• _Recorded data_
____________________

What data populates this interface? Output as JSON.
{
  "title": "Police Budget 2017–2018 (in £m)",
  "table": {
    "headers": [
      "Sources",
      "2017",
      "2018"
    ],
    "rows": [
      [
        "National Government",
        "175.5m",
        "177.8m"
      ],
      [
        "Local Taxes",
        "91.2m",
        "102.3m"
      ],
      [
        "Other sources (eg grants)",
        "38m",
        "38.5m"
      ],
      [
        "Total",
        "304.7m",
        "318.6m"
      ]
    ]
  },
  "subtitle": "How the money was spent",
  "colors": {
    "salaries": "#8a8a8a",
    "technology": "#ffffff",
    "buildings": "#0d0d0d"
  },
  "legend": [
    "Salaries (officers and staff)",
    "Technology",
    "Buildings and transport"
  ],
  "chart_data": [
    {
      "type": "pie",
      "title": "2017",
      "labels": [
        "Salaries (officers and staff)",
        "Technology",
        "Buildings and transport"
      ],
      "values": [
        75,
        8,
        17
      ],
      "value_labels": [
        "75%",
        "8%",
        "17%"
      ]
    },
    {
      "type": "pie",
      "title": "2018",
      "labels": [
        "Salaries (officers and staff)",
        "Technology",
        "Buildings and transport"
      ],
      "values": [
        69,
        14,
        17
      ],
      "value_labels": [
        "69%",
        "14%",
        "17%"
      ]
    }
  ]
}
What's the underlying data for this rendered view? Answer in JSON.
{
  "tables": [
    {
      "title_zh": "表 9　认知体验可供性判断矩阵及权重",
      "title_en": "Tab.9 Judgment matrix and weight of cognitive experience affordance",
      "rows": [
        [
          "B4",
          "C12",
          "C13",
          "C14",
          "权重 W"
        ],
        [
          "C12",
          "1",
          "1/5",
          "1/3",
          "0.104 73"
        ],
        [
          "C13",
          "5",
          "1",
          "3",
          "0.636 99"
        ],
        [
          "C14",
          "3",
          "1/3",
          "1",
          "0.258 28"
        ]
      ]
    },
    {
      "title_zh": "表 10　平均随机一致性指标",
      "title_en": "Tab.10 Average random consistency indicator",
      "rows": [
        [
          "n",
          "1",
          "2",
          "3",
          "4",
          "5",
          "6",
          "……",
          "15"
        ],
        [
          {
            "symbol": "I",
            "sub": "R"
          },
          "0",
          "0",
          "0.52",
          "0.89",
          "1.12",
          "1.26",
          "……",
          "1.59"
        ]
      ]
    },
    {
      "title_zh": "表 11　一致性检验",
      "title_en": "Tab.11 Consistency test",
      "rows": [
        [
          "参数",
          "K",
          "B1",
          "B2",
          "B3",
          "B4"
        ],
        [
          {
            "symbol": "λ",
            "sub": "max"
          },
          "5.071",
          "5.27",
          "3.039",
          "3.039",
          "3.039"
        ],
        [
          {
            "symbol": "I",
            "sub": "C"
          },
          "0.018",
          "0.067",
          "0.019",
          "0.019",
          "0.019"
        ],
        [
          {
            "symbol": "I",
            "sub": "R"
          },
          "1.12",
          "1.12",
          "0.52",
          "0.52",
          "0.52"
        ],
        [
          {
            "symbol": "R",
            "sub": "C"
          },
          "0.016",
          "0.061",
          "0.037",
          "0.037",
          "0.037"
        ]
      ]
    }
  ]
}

____________________

• _Exercise requirements_
Print again each line of the listing above, exactly as it appears.

• _Output for this exercise_
What data populates this interface? Output as JSON.
{
  "title": "Police Budget 2017–2018 (in £m)",
  "table": {
    "headers": [
      "Sources",
      "2017",
      "2018"
    ],
    "rows": [
      [
        "National Government",
        "175.5m",
        "177.8m"
      ],
      [
        "Local Taxes",
        "91.2m",
        "102.3m"
      ],
      [
        "Other sources (eg grants)",
        "38m",
        "38.5m"
      ],
      [
        "Total",
        "304.7m",
        "318.6m"
      ]
    ]
  },
  "subtitle": "How the money was spent",
  "colors": {
    "salaries": "#8a8a8a",
    "technology": "#ffffff",
    "buildings": "#0d0d0d"
  },
  "legend": [
    "Salaries (officers and staff)",
    "Technology",
    "Buildings and transport"
  ],
  "chart_data": [
    {
      "type": "pie",
      "title": "2017",
      "labels": [
        "Salaries (officers and staff)",
        "Technology",
        "Buildings and transport"
      ],
      "values": [
        75,
        8,
        17
      ],
      "value_labels": [
        "75%",
        "8%",
        "17%"
      ]
    },
    {
      "type": "pie",
      "title": "2018",
      "labels": [
        "Salaries (officers and staff)",
        "Technology",
        "Buildings and transport"
      ],
      "values": [
        69,
        14,
        17
      ],
      "value_labels": [
        "69%",
        "14%",
        "17%"
      ]
    }
  ]
}
What's the underlying data for this rendered view? Answer in JSON.
{
  "tables": [
    {
      "title_zh": "表 9　认知体验可供性判断矩阵及权重",
      "title_en": "Tab.9 Judgment matrix and weight of cognitive experience affordance",
      "rows": [
        [
          "B4",
          "C12",
          "C13",
          "C14",
          "权重 W"
        ],
        [
          "C12",
          "1",
          "1/5",
          "1/3",
          "0.104 73"
        ],
        [
          "C13",
          "5",
          "1",
          "3",
          "0.636 99"
        ],
        [
          "C14",
          "3",
          "1/3",
          "1",
          "0.258 28"
        ]
      ]
    },
    {
      "title_zh": "表 10　平均随机一致性指标",
      "title_en": "Tab.10 Average random consistency indicator",
      "rows": [
        [
          "n",
          "1",
          "2",
          "3",
          "4",
          "5",
          "6",
          "……",
          "15"
        ],
        [
          {
            "symbol": "I",
            "sub": "R"
          },
          "0",
          "0",
          "0.52",
          "0.89",
          "1.12",
          "1.26",
          "……",
          "1.59"
        ]
      ]
    },
    {
      "title_zh": "表 11　一致性检验",
      "title_en": "Tab.11 Consistency test",
      "rows": [
        [
          "参数",
          "K",
          "B1",
          "B2",
          "B3",
          "B4"
        ],
        [
          {
            "symbol": "λ",
            "sub": "max"
          },
          "5.071",
          "5.27",
          "3.039",
          "3.039",
          "3.039"
        ],
        [
          {
            "symbol": "I",
            "sub": "C"
          },
          "0.018",
          "0.067",
          "0.019",
          "0.019",
          "0.019"
        ],
        [
          {
            "symbol": "I",
            "sub": "R"
          },
          "1.12",
          "1.12",
          "0.52",
          "0.52",
          "0.52"
        ],
        [
          {
            "symbol": "R",
            "sub": "C"
          },
          "0.016",
          "0.061",
          "0.037",
          "0.037",
          "0.037"
        ]
      ]
    }
  ]
}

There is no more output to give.